*Stated exercise:* Find all lines in the listing that include the word "Deferred", then copy them.

*Records provided:*
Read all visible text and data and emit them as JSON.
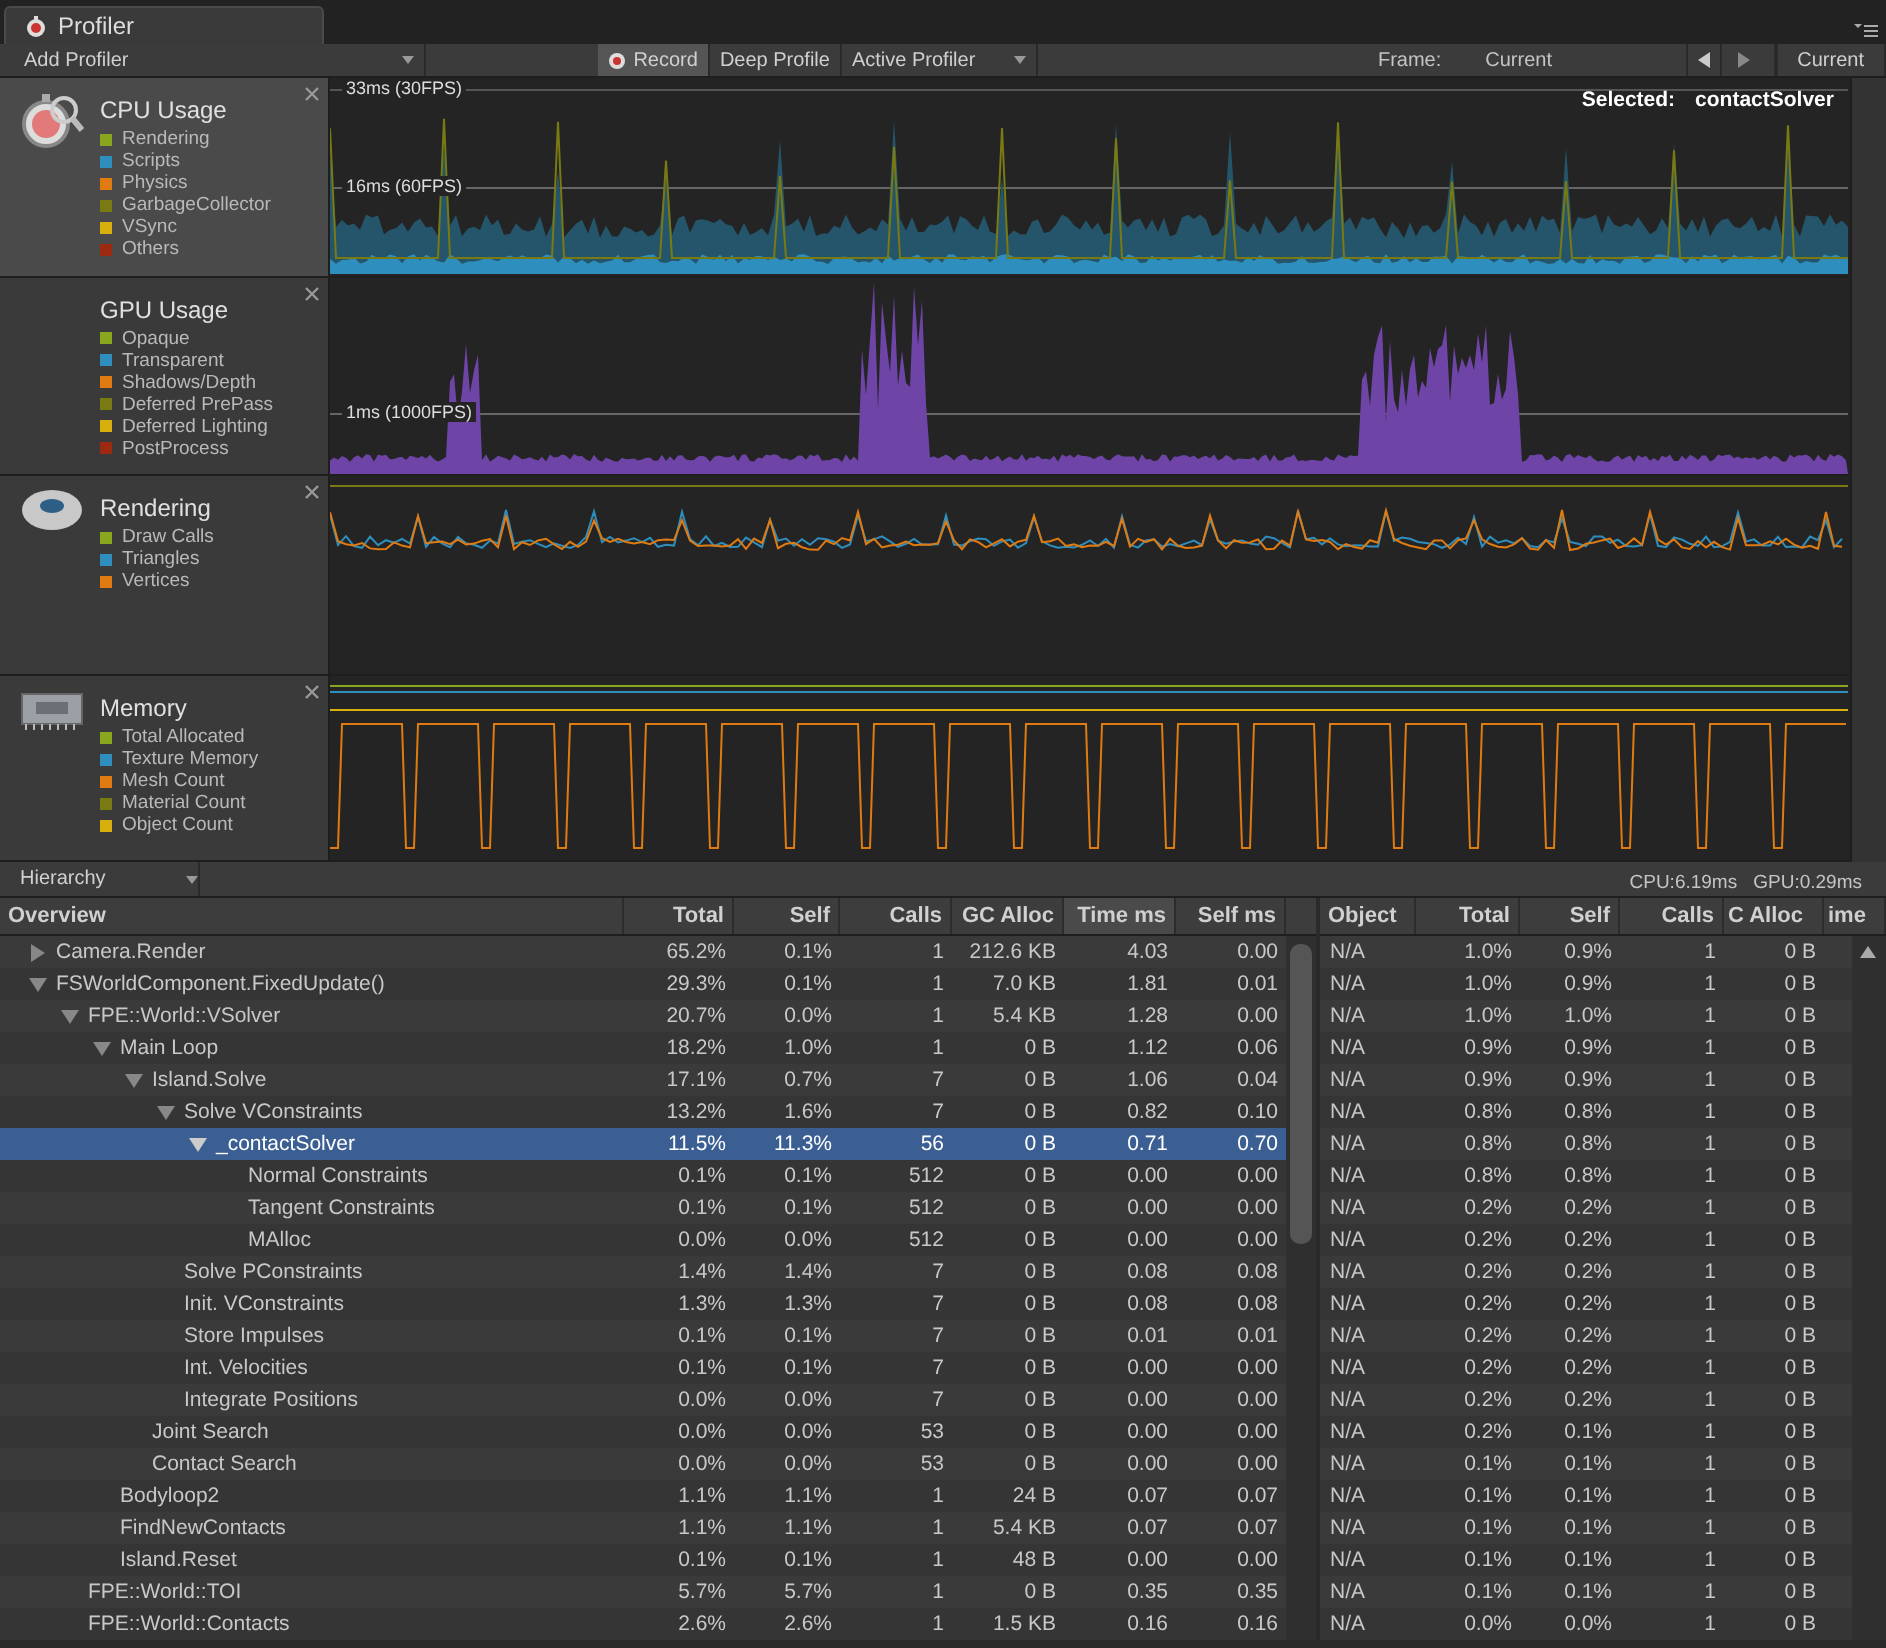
{
  "window": {
    "tab": "Profiler"
  },
  "toolbar": {
    "add_profiler": "Add Profiler",
    "record": {
      "label": "Record",
      "on": true
    },
    "deep_profile": {
      "label": "Deep Profile",
      "on": false
    },
    "active_profiler": "Active Profiler",
    "frame_label": "Frame:",
    "frame_value": "Current",
    "current_button": "Current"
  },
  "profiler_areas": [
    {
      "kind": "cpu",
      "title": "CPU Usage",
      "selected": true,
      "legend": [
        {
          "name": "Rendering",
          "color": "#8aa61e"
        },
        {
          "name": "Scripts",
          "color": "#2e8ebd"
        },
        {
          "name": "Physics",
          "color": "#e07b12"
        },
        {
          "name": "GarbageCollector",
          "color": "#7a7a12"
        },
        {
          "name": "VSync",
          "color": "#d8b00e"
        },
        {
          "name": "Others",
          "color": "#9c2a10"
        }
      ],
      "guides": [
        "33ms (30FPS)",
        "16ms (60FPS)"
      ],
      "selection_label": "Selected:",
      "selection_value": "contactSolver"
    },
    {
      "kind": "gpu",
      "title": "GPU Usage",
      "selected": false,
      "legend": [
        {
          "name": "Opaque",
          "color": "#8aa61e"
        },
        {
          "name": "Transparent",
          "color": "#2e8ebd"
        },
        {
          "name": "Shadows/Depth",
          "color": "#e07b12"
        },
        {
          "name": "Deferred PrePass",
          "color": "#7a7a12"
        },
        {
          "name": "Deferred Lighting",
          "color": "#d8b00e"
        },
        {
          "name": "PostProcess",
          "color": "#9c2a10"
        }
      ],
      "guides": [
        "1ms (1000FPS)"
      ]
    },
    {
      "kind": "rendering",
      "title": "Rendering",
      "selected": false,
      "legend": [
        {
          "name": "Draw Calls",
          "color": "#8aa61e"
        },
        {
          "name": "Triangles",
          "color": "#2e8ebd"
        },
        {
          "name": "Vertices",
          "color": "#e07b12"
        }
      ]
    },
    {
      "kind": "memory",
      "title": "Memory",
      "selected": false,
      "legend": [
        {
          "name": "Total Allocated",
          "color": "#8aa61e"
        },
        {
          "name": "Texture Memory",
          "color": "#2e8ebd"
        },
        {
          "name": "Mesh Count",
          "color": "#e07b12"
        },
        {
          "name": "Material Count",
          "color": "#7a7a12"
        },
        {
          "name": "Object Count",
          "color": "#d8b00e"
        }
      ]
    }
  ],
  "hierarchy_bar": {
    "view": "Hierarchy",
    "cpu": "CPU:6.19ms",
    "gpu": "GPU:0.29ms"
  },
  "hierarchy": {
    "columns": [
      {
        "label": "Overview",
        "selected": false
      },
      {
        "label": "Total",
        "selected": false
      },
      {
        "label": "Self",
        "selected": false
      },
      {
        "label": "Calls",
        "selected": false
      },
      {
        "label": "GC Alloc",
        "selected": false
      },
      {
        "label": "Time ms",
        "selected": true
      },
      {
        "label": "Self ms",
        "selected": false
      }
    ],
    "rows": [
      {
        "name": "Camera.Render",
        "total": "65.2%",
        "self": "0.1%",
        "calls": "1",
        "gc_alloc": "212.6 KB",
        "time_ms": "4.03",
        "self_ms": "0.00",
        "selected": false,
        "expanded": false
      },
      {
        "name": "FSWorldComponent.FixedUpdate()",
        "total": "29.3%",
        "self": "0.1%",
        "calls": "1",
        "gc_alloc": "7.0 KB",
        "time_ms": "1.81",
        "self_ms": "0.01",
        "selected": false,
        "expanded": true,
        "children": [
          {
            "name": "FPE::World::VSolver",
            "total": "20.7%",
            "self": "0.0%",
            "calls": "1",
            "gc_alloc": "5.4 KB",
            "time_ms": "1.28",
            "self_ms": "0.00",
            "selected": false,
            "expanded": true,
            "children": [
              {
                "name": "Main Loop",
                "total": "18.2%",
                "self": "1.0%",
                "calls": "1",
                "gc_alloc": "0 B",
                "time_ms": "1.12",
                "self_ms": "0.06",
                "selected": false,
                "expanded": true,
                "children": [
                  {
                    "name": "Island.Solve",
                    "total": "17.1%",
                    "self": "0.7%",
                    "calls": "7",
                    "gc_alloc": "0 B",
                    "time_ms": "1.06",
                    "self_ms": "0.04",
                    "selected": false,
                    "expanded": true,
                    "children": [
                      {
                        "name": "Solve VConstraints",
                        "total": "13.2%",
                        "self": "1.6%",
                        "calls": "7",
                        "gc_alloc": "0 B",
                        "time_ms": "0.82",
                        "self_ms": "0.10",
                        "selected": false,
                        "expanded": true,
                        "children": [
                          {
                            "name": "_contactSolver",
                            "total": "11.5%",
                            "self": "11.3%",
                            "calls": "56",
                            "gc_alloc": "0 B",
                            "time_ms": "0.71",
                            "self_ms": "0.70",
                            "selected": true,
                            "expanded": true,
                            "children": [
                              {
                                "name": "Normal Constraints",
                                "total": "0.1%",
                                "self": "0.1%",
                                "calls": "512",
                                "gc_alloc": "0 B",
                                "time_ms": "0.00",
                                "self_ms": "0.00",
                                "selected": false
                              },
                              {
                                "name": "Tangent Constraints",
                                "total": "0.1%",
                                "self": "0.1%",
                                "calls": "512",
                                "gc_alloc": "0 B",
                                "time_ms": "0.00",
                                "self_ms": "0.00",
                                "selected": false
                              },
                              {
                                "name": "MAlloc",
                                "total": "0.0%",
                                "self": "0.0%",
                                "calls": "512",
                                "gc_alloc": "0 B",
                                "time_ms": "0.00",
                                "self_ms": "0.00",
                                "selected": false
                              }
                            ]
                          }
                        ]
                      },
                      {
                        "name": "Solve PConstraints",
                        "total": "1.4%",
                        "self": "1.4%",
                        "calls": "7",
                        "gc_alloc": "0 B",
                        "time_ms": "0.08",
                        "self_ms": "0.08",
                        "selected": false
                      },
                      {
                        "name": "Init. VConstraints",
                        "total": "1.3%",
                        "self": "1.3%",
                        "calls": "7",
                        "gc_alloc": "0 B",
                        "time_ms": "0.08",
                        "self_ms": "0.08",
                        "selected": false
                      },
                      {
                        "name": "Store Impulses",
                        "total": "0.1%",
                        "self": "0.1%",
                        "calls": "7",
                        "gc_alloc": "0 B",
                        "time_ms": "0.01",
                        "self_ms": "0.01",
                        "selected": false
                      },
                      {
                        "name": "Int. Velocities",
                        "total": "0.1%",
                        "self": "0.1%",
                        "calls": "7",
                        "gc_alloc": "0 B",
                        "time_ms": "0.00",
                        "self_ms": "0.00",
                        "selected": false
                      },
                      {
                        "name": "Integrate Positions",
                        "total": "0.0%",
                        "self": "0.0%",
                        "calls": "7",
                        "gc_alloc": "0 B",
                        "time_ms": "0.00",
                        "self_ms": "0.00",
                        "selected": false
                      }
                    ]
                  },
                  {
                    "name": "Joint Search",
                    "total": "0.0%",
                    "self": "0.0%",
                    "calls": "53",
                    "gc_alloc": "0 B",
                    "time_ms": "0.00",
                    "self_ms": "0.00",
                    "selected": false
                  },
                  {
                    "name": "Contact Search",
                    "total": "0.0%",
                    "self": "0.0%",
                    "calls": "53",
                    "gc_alloc": "0 B",
                    "time_ms": "0.00",
                    "self_ms": "0.00",
                    "selected": false
                  }
                ]
              },
              {
                "name": "Bodyloop2",
                "total": "1.1%",
                "self": "1.1%",
                "calls": "1",
                "gc_alloc": "24 B",
                "time_ms": "0.07",
                "self_ms": "0.07",
                "selected": false
              },
              {
                "name": "FindNewContacts",
                "total": "1.1%",
                "self": "1.1%",
                "calls": "1",
                "gc_alloc": "5.4 KB",
                "time_ms": "0.07",
                "self_ms": "0.07",
                "selected": false
              },
              {
                "name": "Island.Reset",
                "total": "0.1%",
                "self": "0.1%",
                "calls": "1",
                "gc_alloc": "48 B",
                "time_ms": "0.00",
                "self_ms": "0.00",
                "selected": false
              }
            ]
          },
          {
            "name": "FPE::World::TOI",
            "total": "5.7%",
            "self": "5.7%",
            "calls": "1",
            "gc_alloc": "0 B",
            "time_ms": "0.35",
            "self_ms": "0.35",
            "selected": false
          },
          {
            "name": "FPE::World::Contacts",
            "total": "2.6%",
            "self": "2.6%",
            "calls": "1",
            "gc_alloc": "1.5 KB",
            "time_ms": "0.16",
            "self_ms": "0.16",
            "selected": false
          }
        ]
      }
    ]
  },
  "details": {
    "columns": [
      "Object",
      "Total",
      "Self",
      "Calls",
      "C Alloc",
      "ime"
    ],
    "rows": [
      {
        "object": "N/A",
        "total": "1.0%",
        "self": "0.9%",
        "calls": "1",
        "gc_alloc": "0 B"
      },
      {
        "object": "N/A",
        "total": "1.0%",
        "self": "0.9%",
        "calls": "1",
        "gc_alloc": "0 B"
      },
      {
        "object": "N/A",
        "total": "1.0%",
        "self": "1.0%",
        "calls": "1",
        "gc_alloc": "0 B"
      },
      {
        "object": "N/A",
        "total": "0.9%",
        "self": "0.9%",
        "calls": "1",
        "gc_alloc": "0 B"
      },
      {
        "object": "N/A",
        "total": "0.9%",
        "self": "0.9%",
        "calls": "1",
        "gc_alloc": "0 B"
      },
      {
        "object": "N/A",
        "total": "0.8%",
        "self": "0.8%",
        "calls": "1",
        "gc_alloc": "0 B"
      },
      {
        "object": "N/A",
        "total": "0.8%",
        "self": "0.8%",
        "calls": "1",
        "gc_alloc": "0 B"
      },
      {
        "object": "N/A",
        "total": "0.8%",
        "self": "0.8%",
        "calls": "1",
        "gc_alloc": "0 B"
      },
      {
        "object": "N/A",
        "total": "0.2%",
        "self": "0.2%",
        "calls": "1",
        "gc_alloc": "0 B"
      },
      {
        "object": "N/A",
        "total": "0.2%",
        "self": "0.2%",
        "calls": "1",
        "gc_alloc": "0 B"
      },
      {
        "object": "N/A",
        "total": "0.2%",
        "self": "0.2%",
        "calls": "1",
        "gc_alloc": "0 B"
      },
      {
        "object": "N/A",
        "total": "0.2%",
        "self": "0.2%",
        "calls": "1",
        "gc_alloc": "0 B"
      },
      {
        "object": "N/A",
        "total": "0.2%",
        "self": "0.2%",
        "calls": "1",
        "gc_alloc": "0 B"
      },
      {
        "object": "N/A",
        "total": "0.2%",
        "self": "0.2%",
        "calls": "1",
        "gc_alloc": "0 B"
      },
      {
        "object": "N/A",
        "total": "0.2%",
        "self": "0.2%",
        "calls": "1",
        "gc_alloc": "0 B"
      },
      {
        "object": "N/A",
        "total": "0.2%",
        "self": "0.1%",
        "calls": "1",
        "gc_alloc": "0 B"
      },
      {
        "object": "N/A",
        "total": "0.1%",
        "self": "0.1%",
        "calls": "1",
        "gc_alloc": "0 B"
      },
      {
        "object": "N/A",
        "total": "0.1%",
        "self": "0.1%",
        "calls": "1",
        "gc_alloc": "0 B"
      },
      {
        "object": "N/A",
        "total": "0.1%",
        "self": "0.1%",
        "calls": "1",
        "gc_alloc": "0 B"
      },
      {
        "object": "N/A",
        "total": "0.1%",
        "self": "0.1%",
        "calls": "1",
        "gc_alloc": "0 B"
      },
      {
        "object": "N/A",
        "total": "0.1%",
        "self": "0.1%",
        "calls": "1",
        "gc_alloc": "0 B"
      },
      {
        "object": "N/A",
        "total": "0.0%",
        "self": "0.0%",
        "calls": "1",
        "gc_alloc": "0 B"
      }
    ]
  }
}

*Solution to this task:*
          "name": "Deferred PrePass",
          "name": "Deferred Lighting",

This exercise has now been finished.